* Document passage

Time of flight mass spectrometry of pharmaceutical systems

Armitage Nolan, Jennifer Claire (2013) Time of flight mass spectrometry of pharmaceutical systems. PhD thesis, University of Nottingham.

[thumbnail of PhD_Jennifer_Armitage_2013_final_hardcopy.pdf]
Preview
PDF - Requires a PDF viewer such as GSview, Xpdf or Adobe Acrobat Reader
Download (5MB) | Preview

Abstract

Time-of-flight secondary ion mass spectrometry (ToF-SIMS) is a widely used surface chemical analysis technique that is traditionally employed to characterise the first few molecular layers of a material interface. The ability of this technique to accurately reflect the surface chemistry of polymers, biomaterials and many other solid materials is well documented. However, the majority of research that utilises this technique is based upon a qualitative rather than quantitative assessment of the material under investigation.

* Provided information

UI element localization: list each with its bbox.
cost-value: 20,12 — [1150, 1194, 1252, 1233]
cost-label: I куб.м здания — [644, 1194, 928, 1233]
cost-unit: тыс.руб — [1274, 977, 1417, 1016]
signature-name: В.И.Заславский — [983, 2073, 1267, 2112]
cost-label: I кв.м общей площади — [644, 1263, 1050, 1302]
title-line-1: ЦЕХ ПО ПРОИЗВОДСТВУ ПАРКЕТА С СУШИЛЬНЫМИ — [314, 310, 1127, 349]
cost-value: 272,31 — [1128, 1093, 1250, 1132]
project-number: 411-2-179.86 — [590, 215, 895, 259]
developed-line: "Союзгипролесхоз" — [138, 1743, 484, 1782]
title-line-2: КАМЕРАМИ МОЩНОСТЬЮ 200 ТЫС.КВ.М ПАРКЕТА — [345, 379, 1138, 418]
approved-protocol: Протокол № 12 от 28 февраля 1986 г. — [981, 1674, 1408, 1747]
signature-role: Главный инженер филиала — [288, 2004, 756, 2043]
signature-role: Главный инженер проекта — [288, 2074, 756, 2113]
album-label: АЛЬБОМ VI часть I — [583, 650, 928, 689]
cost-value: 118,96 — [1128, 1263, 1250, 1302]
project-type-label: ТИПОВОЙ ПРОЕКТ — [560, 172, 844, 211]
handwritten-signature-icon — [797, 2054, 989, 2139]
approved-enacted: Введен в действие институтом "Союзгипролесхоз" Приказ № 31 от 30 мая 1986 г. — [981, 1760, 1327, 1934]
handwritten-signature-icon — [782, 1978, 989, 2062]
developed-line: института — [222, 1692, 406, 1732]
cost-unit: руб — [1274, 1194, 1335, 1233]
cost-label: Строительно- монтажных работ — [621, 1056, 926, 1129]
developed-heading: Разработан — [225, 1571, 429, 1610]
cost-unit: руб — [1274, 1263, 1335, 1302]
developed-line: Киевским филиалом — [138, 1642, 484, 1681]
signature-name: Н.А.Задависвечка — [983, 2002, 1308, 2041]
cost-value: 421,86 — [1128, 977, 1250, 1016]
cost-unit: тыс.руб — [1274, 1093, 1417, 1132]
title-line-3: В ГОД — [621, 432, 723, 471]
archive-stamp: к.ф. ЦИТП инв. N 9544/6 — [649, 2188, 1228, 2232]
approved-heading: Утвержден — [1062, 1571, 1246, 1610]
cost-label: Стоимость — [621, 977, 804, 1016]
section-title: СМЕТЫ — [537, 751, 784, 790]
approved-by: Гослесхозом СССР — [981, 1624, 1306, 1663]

* Required action 1
In the thesis page, replace "polymers" with "coatings" and reproduce the stretch from "Armitage Nolan, Jennifer" through "material under investigation.".
* Required action 2
Carry on the ToF-SIMS thesis abstract from its last sentence.
The records are separate material and have nothing to do with the thesis page.

* Written response 1
Armitage Nolan, Jennifer Claire (2013) Time of flight mass spectrometry of pharmaceutical systems. PhD thesis, University of Nottingham.

[thumbnail of PhD_Jennifer_Armitage_2013_final_hardcopy.pdf]
Preview
PDF - Requires a PDF viewer such as GSview, Xpdf or Adobe Acrobat Reader
Download (5MB) | Preview

Abstract

Time-of-flight secondary ion mass spectrometry (ToF-SIMS) is a widely used surface chemical analysis technique that is traditionally employed to characterise the first few molecular layers of a material interface. The ability of this technique to accurately reflect the surface chemistry of coatings, biomaterials and many other solid materials is well documented. However, the majority of research that utilises this technique is based upon a qualitative rather than quantitative assessment of the material under investigation.

* Written response 2
The qualitative analysis of a range of traditional tablet and bead formulations containing drug and multiple excipients was performed in order to identify key diagnostic ions for all the different components. The lateral distributions of the ions across the surfaces of these formulations were imaged. Two different methods were then used to perform a qualitative analysis of the surfaces and results from these experiments were compared to the bulk composition.

The effect of surface roughness on the ability to produce reproducible quantitative analyses from ToF SIMS ion yield data was investigated. A range of samples with different topographies were studied including polytetrafluoroethylene (PTFE), glass microscope slides, gold coated abrasive papers and gold coated precision measurement samples. The surface roughness was assessed by Atomic Force Microscopy and Laser Profilometry. Samples were analysed in imaging mode and the variance in ionization across the total image was measured for each sample. Evidence is presented that there is a relationship between ion yield and surface roughness, and that the surface roughness of the analysed surfaces will effect on any quantification approach in the processing of ToF-SIMS data. In addition, the presence of any orientation/directionality in surface features also needs to be evaluated when considering use of a quantitative approach.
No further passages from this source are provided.